Data entries
★ ★ ★ ★ ★ ★ ★

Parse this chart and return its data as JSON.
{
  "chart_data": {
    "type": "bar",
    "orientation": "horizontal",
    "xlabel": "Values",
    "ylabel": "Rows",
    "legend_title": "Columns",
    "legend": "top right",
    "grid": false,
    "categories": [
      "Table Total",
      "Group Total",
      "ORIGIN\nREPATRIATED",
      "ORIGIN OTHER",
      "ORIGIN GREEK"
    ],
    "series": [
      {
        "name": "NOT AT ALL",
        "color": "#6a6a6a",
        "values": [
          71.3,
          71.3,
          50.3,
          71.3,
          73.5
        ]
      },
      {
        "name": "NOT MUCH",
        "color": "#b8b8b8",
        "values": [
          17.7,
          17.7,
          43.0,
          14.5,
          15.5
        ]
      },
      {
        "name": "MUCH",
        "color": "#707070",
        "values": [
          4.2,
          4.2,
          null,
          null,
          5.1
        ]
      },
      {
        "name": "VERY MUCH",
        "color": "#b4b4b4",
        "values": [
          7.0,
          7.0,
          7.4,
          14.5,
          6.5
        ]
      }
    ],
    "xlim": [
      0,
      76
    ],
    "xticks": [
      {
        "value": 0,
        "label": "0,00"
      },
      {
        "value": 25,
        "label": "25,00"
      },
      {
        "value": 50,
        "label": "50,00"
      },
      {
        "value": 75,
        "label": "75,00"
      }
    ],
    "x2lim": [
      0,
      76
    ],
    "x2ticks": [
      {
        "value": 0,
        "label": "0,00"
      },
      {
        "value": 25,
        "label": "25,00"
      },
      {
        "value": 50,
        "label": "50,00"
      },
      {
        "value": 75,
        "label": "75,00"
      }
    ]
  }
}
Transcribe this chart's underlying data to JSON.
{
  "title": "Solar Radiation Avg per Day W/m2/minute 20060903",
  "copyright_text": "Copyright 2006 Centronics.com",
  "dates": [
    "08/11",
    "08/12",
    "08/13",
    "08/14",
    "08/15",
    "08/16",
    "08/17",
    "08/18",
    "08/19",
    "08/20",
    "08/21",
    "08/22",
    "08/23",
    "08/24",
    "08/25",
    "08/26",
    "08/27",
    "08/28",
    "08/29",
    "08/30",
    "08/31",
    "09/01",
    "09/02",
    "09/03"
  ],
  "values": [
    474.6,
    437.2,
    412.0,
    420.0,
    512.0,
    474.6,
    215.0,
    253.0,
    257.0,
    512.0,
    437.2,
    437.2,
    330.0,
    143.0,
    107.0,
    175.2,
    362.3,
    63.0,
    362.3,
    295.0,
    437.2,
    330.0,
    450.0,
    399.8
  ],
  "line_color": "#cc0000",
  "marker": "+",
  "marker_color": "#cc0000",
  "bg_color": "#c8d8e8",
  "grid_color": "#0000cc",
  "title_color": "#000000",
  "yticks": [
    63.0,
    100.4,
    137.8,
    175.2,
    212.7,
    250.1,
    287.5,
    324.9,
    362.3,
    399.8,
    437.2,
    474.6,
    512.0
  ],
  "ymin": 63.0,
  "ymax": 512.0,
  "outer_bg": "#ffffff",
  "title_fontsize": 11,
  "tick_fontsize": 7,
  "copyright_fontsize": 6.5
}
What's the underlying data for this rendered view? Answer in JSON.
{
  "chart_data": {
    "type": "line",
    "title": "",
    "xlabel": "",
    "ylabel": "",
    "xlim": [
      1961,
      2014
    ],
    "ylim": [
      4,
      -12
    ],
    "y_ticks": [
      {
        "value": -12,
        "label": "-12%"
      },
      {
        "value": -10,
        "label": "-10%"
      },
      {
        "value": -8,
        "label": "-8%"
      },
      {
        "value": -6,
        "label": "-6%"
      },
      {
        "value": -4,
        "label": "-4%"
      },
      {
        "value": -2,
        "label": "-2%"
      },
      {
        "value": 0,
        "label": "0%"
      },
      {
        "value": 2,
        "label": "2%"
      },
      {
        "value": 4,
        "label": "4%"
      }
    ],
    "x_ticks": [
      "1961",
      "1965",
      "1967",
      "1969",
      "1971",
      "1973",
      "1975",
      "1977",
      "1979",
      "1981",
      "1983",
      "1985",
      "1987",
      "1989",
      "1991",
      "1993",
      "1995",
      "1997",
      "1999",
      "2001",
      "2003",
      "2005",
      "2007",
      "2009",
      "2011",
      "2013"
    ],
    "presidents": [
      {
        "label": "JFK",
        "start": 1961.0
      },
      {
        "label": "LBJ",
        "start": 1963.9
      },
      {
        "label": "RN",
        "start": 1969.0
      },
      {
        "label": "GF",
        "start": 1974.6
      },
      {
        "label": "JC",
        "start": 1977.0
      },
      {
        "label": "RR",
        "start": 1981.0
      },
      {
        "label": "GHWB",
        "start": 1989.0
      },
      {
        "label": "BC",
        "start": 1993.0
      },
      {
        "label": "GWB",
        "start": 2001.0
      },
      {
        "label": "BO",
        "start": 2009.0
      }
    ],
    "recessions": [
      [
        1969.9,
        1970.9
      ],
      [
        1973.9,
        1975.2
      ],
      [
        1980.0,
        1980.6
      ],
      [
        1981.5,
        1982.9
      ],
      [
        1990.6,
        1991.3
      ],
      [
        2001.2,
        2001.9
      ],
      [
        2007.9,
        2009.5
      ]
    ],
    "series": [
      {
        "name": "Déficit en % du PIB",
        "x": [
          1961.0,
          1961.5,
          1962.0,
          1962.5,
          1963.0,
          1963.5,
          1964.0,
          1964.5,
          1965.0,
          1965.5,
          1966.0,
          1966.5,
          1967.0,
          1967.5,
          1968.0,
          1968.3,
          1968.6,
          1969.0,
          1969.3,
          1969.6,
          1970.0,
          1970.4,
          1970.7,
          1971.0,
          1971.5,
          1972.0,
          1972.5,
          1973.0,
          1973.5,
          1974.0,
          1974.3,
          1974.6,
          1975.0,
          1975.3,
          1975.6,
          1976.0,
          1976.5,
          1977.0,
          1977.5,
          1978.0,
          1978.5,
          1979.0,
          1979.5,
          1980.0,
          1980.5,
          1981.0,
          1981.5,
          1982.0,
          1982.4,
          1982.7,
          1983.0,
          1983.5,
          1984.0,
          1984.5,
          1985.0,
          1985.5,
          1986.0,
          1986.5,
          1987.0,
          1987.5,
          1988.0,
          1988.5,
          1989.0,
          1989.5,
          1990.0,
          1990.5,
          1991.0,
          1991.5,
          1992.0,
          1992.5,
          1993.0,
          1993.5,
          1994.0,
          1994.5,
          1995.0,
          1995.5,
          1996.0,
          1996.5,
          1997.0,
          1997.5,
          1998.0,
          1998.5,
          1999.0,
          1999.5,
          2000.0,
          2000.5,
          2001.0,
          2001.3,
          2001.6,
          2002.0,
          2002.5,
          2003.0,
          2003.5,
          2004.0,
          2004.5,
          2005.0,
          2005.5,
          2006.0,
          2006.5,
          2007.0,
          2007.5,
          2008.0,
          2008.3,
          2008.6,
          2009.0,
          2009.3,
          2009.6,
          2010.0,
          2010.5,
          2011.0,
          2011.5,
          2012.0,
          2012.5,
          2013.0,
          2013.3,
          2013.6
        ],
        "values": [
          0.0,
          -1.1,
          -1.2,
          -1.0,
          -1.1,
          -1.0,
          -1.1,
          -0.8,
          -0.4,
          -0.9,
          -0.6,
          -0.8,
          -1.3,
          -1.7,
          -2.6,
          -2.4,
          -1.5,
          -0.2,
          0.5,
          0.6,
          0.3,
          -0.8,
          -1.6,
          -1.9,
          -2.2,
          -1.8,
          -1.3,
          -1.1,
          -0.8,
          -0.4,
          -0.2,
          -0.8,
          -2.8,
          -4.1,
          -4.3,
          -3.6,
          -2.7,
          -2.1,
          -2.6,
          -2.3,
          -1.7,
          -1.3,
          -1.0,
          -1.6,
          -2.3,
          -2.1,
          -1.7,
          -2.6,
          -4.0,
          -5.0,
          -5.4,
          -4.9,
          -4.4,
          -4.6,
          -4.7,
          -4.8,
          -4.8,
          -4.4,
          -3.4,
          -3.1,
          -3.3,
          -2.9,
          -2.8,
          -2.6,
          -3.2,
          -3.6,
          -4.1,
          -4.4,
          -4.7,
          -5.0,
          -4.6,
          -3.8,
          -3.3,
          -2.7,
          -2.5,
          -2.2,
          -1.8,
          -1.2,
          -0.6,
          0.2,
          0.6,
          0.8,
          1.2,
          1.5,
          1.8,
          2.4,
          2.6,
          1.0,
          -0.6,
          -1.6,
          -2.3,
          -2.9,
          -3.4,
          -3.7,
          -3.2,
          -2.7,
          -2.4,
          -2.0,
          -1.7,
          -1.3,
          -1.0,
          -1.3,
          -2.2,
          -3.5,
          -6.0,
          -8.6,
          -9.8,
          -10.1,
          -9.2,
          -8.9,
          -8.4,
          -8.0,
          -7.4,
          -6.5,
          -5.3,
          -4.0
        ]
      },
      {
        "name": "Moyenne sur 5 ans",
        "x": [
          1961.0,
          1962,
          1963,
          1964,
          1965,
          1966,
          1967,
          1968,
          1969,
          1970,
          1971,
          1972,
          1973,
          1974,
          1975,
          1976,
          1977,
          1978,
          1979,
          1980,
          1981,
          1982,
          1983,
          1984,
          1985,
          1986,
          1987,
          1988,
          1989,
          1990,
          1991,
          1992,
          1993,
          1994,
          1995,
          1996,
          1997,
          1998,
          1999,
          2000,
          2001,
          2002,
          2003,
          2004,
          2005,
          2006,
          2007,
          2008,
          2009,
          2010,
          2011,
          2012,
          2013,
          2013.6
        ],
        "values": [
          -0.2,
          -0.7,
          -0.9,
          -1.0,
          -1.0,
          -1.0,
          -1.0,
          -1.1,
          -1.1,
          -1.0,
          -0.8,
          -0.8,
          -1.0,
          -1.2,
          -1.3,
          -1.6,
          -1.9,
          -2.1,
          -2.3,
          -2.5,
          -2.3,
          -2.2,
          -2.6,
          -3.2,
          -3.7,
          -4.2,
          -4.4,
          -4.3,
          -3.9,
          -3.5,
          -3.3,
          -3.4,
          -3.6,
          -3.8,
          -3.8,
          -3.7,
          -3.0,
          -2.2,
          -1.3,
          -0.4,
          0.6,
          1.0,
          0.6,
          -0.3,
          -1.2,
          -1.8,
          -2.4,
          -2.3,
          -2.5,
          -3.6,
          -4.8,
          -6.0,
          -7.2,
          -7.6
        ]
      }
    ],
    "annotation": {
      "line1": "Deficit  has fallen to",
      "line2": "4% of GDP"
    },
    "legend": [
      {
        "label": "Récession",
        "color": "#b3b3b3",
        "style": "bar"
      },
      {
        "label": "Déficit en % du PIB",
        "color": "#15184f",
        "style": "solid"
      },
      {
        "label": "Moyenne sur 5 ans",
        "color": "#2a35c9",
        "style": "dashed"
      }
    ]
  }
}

★ ★ ★ ★ ★ ★ ★

**Description of the task**
From the listing, copy every line where the string "JSON" appears.

**Problem solution**
Parse this chart and return its data as JSON.
Transcribe this chart's underlying data to JSON.
What's the underlying data for this rendered view? Answer in JSON.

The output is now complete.